PROBLEM TO SOLVE. In the records below, reproduce word for word everything from the line containing "cell-value: 38.9 [661, 620, 682, 632]" down to the line containing "cell-value: 39.5 [695, 620, 716, 632]", including both of those lines.
+--
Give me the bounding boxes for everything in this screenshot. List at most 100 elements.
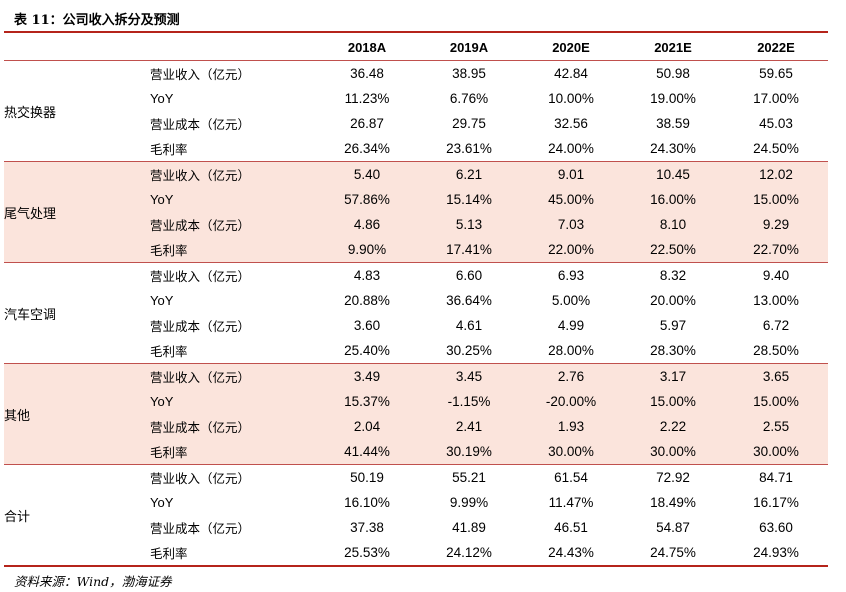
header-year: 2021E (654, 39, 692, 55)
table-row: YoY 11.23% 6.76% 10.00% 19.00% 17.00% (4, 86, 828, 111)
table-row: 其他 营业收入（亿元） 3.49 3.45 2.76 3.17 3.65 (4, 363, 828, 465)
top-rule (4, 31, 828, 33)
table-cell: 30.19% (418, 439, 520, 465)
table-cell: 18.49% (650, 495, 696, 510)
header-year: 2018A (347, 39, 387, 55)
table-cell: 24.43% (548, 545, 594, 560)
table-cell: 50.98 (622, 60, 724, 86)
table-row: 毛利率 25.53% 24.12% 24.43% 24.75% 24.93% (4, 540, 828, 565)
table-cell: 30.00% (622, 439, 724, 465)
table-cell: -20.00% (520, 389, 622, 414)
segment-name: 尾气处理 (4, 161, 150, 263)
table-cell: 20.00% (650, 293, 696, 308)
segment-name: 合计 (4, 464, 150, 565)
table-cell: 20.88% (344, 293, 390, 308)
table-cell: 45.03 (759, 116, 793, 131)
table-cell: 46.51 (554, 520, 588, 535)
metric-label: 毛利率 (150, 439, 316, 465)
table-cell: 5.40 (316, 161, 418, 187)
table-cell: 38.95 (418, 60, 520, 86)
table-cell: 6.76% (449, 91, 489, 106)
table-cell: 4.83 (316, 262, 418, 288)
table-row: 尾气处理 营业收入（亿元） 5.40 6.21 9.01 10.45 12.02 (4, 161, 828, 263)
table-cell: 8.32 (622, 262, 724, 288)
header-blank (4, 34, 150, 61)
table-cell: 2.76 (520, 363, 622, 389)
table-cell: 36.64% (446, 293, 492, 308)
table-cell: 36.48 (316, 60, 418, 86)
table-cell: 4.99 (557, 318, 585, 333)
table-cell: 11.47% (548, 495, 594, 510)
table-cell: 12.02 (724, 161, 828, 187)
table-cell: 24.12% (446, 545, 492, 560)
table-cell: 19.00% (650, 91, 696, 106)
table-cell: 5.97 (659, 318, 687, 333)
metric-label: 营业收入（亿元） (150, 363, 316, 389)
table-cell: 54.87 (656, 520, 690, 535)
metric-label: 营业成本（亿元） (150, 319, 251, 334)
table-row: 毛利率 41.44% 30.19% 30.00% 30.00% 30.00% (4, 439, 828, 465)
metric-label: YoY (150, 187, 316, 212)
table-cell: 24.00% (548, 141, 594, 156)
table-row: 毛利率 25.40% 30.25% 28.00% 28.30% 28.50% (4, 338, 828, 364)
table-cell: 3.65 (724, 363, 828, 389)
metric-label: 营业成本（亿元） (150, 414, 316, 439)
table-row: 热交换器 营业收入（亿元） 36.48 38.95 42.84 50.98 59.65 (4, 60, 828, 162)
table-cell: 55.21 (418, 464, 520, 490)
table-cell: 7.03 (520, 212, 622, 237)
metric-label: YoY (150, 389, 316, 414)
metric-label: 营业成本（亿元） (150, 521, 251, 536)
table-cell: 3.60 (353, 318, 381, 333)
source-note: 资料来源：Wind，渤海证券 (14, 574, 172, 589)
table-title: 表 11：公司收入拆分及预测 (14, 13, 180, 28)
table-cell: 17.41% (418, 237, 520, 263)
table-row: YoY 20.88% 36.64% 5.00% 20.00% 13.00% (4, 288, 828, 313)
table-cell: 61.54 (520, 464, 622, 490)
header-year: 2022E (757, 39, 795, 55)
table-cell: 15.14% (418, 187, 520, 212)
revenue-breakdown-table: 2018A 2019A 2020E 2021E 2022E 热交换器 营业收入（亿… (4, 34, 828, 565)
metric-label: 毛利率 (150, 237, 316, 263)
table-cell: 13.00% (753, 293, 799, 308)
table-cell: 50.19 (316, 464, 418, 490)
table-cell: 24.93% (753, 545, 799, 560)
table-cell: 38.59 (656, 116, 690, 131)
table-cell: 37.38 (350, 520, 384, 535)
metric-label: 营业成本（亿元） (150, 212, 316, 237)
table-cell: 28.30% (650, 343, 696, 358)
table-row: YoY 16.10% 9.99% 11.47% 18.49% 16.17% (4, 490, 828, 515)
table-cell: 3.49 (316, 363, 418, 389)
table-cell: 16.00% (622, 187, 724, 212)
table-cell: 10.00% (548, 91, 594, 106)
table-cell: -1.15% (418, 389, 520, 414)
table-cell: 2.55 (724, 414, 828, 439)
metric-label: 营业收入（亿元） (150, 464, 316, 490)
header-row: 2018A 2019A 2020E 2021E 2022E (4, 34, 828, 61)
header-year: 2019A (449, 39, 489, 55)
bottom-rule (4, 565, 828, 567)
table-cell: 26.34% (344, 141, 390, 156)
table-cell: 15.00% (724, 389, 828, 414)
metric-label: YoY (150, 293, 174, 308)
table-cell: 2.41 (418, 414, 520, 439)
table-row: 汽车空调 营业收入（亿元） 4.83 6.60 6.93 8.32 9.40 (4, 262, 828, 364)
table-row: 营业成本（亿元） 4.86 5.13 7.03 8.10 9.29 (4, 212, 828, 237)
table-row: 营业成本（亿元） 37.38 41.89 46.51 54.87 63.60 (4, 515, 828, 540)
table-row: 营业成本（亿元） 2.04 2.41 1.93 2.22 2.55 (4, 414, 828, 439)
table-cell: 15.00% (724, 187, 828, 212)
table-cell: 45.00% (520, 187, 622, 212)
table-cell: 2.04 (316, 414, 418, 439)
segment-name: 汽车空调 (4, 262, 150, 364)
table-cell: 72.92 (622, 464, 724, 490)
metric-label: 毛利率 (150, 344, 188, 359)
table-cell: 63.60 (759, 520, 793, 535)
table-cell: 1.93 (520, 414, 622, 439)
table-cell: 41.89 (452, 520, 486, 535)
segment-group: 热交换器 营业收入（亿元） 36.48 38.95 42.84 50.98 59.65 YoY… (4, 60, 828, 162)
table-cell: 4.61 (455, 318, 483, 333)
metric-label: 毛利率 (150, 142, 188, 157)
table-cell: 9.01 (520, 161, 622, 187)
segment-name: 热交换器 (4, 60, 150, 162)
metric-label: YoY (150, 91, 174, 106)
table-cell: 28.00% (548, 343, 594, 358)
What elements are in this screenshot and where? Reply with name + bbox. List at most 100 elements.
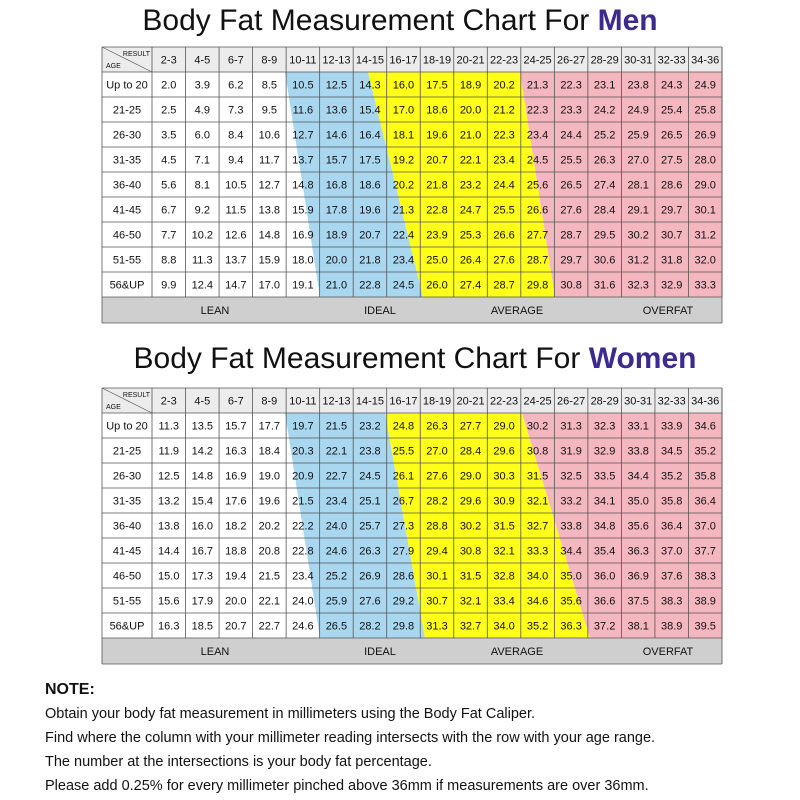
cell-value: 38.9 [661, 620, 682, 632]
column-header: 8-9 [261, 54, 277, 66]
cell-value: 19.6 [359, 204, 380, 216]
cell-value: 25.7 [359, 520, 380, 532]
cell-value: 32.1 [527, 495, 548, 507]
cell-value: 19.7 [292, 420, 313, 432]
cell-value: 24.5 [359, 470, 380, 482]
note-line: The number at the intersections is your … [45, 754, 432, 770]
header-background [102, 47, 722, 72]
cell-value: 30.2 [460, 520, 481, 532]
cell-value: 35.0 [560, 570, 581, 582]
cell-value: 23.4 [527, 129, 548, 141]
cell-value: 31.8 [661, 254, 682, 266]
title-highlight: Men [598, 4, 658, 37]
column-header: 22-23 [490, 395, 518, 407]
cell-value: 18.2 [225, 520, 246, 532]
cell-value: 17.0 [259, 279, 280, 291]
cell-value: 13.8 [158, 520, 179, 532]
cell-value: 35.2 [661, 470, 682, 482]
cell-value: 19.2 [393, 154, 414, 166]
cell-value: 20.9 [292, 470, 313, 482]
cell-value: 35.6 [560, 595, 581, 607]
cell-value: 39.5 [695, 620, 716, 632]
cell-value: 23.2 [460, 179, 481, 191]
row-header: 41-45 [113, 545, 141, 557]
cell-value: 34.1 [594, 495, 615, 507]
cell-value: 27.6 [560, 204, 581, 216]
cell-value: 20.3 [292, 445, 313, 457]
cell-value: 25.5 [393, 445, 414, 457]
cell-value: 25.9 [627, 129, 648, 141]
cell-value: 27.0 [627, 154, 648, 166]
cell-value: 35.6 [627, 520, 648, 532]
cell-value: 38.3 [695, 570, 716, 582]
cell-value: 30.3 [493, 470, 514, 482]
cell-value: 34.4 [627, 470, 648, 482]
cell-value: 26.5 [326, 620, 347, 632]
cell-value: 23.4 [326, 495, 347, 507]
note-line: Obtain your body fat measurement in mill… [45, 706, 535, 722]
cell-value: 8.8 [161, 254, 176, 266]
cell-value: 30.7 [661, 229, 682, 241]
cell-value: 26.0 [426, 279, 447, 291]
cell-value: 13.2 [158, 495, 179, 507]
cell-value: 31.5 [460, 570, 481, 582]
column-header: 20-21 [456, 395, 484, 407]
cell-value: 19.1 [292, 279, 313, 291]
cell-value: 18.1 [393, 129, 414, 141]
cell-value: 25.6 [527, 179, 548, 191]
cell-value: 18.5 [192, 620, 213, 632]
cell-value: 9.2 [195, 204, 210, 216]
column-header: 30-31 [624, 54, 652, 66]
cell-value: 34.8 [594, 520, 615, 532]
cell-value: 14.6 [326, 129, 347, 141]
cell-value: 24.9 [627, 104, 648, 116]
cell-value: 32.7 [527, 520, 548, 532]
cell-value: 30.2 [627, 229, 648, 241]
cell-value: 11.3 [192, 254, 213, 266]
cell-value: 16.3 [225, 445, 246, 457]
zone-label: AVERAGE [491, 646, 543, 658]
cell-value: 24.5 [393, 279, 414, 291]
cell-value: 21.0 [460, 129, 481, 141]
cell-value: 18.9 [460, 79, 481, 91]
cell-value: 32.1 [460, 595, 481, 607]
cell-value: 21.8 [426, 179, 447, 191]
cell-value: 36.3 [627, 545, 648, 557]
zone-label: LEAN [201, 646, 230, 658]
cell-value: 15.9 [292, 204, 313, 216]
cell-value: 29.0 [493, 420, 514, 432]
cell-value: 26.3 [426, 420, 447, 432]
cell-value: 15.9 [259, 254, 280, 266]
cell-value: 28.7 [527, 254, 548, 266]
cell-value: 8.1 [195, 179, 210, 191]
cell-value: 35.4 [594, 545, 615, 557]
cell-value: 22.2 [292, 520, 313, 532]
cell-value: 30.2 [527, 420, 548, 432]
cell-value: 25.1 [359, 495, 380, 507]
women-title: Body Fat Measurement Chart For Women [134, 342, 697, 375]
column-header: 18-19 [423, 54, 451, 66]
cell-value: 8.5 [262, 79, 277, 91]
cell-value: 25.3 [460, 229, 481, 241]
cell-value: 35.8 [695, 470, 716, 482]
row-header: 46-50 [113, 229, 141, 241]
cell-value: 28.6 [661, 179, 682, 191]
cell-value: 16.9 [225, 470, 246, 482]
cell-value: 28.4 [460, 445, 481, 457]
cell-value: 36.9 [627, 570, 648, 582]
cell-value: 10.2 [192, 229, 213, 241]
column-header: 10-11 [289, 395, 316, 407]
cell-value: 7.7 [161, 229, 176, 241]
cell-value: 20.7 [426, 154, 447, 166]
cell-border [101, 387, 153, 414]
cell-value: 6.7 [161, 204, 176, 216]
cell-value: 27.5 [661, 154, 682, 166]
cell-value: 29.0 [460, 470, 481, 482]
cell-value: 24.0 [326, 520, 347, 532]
+--
OUTPUT OF THE TASK.
cell-value: 38.9 [661, 620, 682, 632]
column-header: 8-9 [261, 54, 277, 66]
cell-value: 19.6 [359, 204, 380, 216]
cell-value: 25.7 [359, 520, 380, 532]
cell-value: 32.1 [527, 495, 548, 507]
cell-value: 19.7 [292, 420, 313, 432]
cell-value: 24.5 [359, 470, 380, 482]
note-line: The number at the intersections is your … [45, 754, 432, 770]
header-background [102, 47, 722, 72]
cell-value: 30.2 [460, 520, 481, 532]
cell-value: 35.0 [560, 570, 581, 582]
cell-value: 23.4 [527, 129, 548, 141]
cell-value: 31.8 [661, 254, 682, 266]
title-highlight: Men [598, 4, 658, 37]
column-header: 22-23 [490, 395, 518, 407]
cell-value: 18.2 [225, 520, 246, 532]
cell-value: 17.0 [259, 279, 280, 291]
cell-value: 13.8 [158, 520, 179, 532]
cell-value: 35.2 [661, 470, 682, 482]
cell-value: 19.2 [393, 154, 414, 166]
cell-value: 20.9 [292, 470, 313, 482]
cell-value: 35.6 [560, 595, 581, 607]
cell-value: 39.5 [695, 620, 716, 632]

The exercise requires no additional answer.